-- Start of Rows --

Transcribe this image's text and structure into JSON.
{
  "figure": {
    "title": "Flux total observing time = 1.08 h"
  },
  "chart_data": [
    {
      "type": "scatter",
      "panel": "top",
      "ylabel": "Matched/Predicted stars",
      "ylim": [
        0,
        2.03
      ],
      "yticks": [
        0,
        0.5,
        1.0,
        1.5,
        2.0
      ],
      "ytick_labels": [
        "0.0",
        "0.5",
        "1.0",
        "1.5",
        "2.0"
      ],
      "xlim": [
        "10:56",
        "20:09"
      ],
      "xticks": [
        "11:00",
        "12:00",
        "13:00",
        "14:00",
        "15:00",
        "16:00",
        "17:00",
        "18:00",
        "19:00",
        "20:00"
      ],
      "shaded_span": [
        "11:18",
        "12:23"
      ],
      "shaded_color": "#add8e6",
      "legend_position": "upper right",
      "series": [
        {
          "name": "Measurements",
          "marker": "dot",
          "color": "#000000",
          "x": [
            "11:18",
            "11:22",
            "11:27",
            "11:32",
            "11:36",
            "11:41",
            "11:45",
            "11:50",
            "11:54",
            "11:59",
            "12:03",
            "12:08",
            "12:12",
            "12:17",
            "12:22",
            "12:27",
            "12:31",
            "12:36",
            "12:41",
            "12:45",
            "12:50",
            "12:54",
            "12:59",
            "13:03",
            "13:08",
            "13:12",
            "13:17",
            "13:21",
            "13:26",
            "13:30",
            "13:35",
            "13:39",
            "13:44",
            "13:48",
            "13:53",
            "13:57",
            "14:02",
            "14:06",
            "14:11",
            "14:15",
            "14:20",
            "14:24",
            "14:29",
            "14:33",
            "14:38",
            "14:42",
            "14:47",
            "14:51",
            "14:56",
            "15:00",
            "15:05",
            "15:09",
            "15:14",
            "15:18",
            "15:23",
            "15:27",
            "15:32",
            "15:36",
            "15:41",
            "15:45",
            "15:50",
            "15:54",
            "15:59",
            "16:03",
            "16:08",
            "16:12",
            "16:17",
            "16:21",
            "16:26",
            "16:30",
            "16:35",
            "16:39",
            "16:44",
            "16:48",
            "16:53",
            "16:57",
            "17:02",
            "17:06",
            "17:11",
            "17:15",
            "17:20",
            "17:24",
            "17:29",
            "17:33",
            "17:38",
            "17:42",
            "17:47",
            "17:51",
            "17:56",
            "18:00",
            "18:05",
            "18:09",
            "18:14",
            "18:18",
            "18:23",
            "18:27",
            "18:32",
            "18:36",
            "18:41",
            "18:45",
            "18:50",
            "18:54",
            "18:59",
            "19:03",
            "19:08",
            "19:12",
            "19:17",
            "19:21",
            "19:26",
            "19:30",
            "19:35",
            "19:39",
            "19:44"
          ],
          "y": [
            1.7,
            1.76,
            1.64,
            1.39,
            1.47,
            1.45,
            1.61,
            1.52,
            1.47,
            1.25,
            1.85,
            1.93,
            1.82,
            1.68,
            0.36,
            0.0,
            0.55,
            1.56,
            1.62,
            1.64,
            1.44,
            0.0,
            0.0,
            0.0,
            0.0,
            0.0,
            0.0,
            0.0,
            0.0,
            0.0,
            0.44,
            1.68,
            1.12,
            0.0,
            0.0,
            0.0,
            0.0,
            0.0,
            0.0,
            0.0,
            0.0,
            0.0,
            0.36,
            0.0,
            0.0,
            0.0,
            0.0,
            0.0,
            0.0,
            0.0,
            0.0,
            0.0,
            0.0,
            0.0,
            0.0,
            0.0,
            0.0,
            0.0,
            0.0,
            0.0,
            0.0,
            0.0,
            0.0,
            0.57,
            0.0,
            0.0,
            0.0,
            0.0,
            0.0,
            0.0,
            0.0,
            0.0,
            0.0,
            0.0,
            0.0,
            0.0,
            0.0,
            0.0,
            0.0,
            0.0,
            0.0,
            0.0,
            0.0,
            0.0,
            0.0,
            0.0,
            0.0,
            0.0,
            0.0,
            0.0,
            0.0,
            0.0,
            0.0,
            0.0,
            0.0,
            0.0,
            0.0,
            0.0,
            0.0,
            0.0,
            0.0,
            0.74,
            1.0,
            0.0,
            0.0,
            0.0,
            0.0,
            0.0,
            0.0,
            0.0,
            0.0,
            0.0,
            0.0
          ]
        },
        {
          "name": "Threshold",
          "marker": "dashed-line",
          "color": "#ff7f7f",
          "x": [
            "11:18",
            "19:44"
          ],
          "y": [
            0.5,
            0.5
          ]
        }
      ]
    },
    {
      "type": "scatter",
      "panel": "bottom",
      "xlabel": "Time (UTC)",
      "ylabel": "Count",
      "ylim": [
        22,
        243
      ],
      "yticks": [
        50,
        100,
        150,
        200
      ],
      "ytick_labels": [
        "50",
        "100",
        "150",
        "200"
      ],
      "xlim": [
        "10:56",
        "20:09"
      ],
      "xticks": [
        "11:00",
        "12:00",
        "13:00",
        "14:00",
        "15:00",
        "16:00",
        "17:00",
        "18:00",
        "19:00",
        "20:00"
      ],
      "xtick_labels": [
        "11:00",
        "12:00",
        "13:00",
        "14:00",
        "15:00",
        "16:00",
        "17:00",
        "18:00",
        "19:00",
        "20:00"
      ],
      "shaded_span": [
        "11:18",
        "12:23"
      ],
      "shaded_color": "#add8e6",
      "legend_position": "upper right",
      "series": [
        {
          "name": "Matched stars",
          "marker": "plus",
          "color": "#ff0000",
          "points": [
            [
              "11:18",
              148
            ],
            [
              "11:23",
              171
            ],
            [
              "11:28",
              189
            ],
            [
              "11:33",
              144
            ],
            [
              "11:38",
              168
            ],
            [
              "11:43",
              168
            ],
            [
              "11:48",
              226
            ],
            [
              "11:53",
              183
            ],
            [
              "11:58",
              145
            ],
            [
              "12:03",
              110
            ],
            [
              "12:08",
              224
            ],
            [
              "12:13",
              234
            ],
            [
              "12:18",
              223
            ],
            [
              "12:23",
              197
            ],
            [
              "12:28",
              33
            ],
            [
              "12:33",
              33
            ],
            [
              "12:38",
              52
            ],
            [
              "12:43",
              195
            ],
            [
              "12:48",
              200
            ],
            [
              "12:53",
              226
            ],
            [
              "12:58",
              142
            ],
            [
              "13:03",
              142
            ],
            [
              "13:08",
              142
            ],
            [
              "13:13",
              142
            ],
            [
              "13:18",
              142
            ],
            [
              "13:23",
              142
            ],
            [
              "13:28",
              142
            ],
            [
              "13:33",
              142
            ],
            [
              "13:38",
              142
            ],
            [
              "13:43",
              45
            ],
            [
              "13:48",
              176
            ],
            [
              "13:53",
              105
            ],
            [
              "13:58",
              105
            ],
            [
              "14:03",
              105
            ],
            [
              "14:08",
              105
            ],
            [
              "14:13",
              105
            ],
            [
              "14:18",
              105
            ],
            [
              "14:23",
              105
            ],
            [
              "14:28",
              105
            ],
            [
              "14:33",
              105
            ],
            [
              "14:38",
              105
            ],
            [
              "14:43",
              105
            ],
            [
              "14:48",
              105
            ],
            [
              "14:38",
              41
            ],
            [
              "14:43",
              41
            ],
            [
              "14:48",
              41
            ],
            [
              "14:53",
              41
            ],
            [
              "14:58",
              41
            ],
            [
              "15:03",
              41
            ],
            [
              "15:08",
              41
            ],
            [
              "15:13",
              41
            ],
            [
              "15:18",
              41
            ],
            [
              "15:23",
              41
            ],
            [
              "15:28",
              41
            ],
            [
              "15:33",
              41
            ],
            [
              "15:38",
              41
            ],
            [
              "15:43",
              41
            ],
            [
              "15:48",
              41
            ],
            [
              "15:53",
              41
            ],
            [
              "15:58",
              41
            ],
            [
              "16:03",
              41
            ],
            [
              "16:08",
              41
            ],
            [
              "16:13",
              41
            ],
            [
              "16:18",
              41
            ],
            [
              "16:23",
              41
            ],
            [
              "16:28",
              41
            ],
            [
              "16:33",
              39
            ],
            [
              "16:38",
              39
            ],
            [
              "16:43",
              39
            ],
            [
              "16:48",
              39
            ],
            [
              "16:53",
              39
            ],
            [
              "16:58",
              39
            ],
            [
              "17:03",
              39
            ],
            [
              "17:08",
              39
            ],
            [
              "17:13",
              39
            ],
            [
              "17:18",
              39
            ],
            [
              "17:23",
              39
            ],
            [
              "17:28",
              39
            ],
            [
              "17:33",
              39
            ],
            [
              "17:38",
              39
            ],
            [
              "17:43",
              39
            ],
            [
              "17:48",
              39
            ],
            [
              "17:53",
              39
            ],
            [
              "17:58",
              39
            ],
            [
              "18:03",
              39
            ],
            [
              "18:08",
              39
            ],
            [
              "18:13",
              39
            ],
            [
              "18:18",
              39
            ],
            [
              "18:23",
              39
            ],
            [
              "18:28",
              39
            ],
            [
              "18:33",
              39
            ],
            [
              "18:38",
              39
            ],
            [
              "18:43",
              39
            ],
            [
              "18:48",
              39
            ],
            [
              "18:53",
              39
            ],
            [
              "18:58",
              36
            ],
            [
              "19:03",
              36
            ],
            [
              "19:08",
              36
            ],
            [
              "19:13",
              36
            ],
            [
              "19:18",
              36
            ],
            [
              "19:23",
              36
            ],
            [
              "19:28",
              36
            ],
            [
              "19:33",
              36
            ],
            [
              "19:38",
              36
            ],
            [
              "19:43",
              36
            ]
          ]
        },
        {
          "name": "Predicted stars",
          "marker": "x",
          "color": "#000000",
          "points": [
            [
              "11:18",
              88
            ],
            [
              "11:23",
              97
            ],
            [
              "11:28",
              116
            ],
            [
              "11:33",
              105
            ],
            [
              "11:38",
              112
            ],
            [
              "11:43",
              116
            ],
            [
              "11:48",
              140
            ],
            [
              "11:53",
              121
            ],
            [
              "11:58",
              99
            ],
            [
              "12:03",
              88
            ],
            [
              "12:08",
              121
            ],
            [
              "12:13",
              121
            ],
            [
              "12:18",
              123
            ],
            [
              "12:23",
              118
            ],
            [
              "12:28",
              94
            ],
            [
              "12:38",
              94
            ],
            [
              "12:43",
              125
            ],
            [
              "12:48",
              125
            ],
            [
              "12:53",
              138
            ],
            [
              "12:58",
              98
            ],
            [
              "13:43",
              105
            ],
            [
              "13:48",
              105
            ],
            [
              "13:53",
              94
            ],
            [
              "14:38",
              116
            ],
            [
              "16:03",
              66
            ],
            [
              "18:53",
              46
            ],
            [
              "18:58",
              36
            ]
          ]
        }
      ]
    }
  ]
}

-- End of Rows --

# Exercise directions
Gather and return every line that holds the string "Predicted".

# Completed exercise
      "ylabel": "Matched/Predicted stars",
          "name": "Predicted stars",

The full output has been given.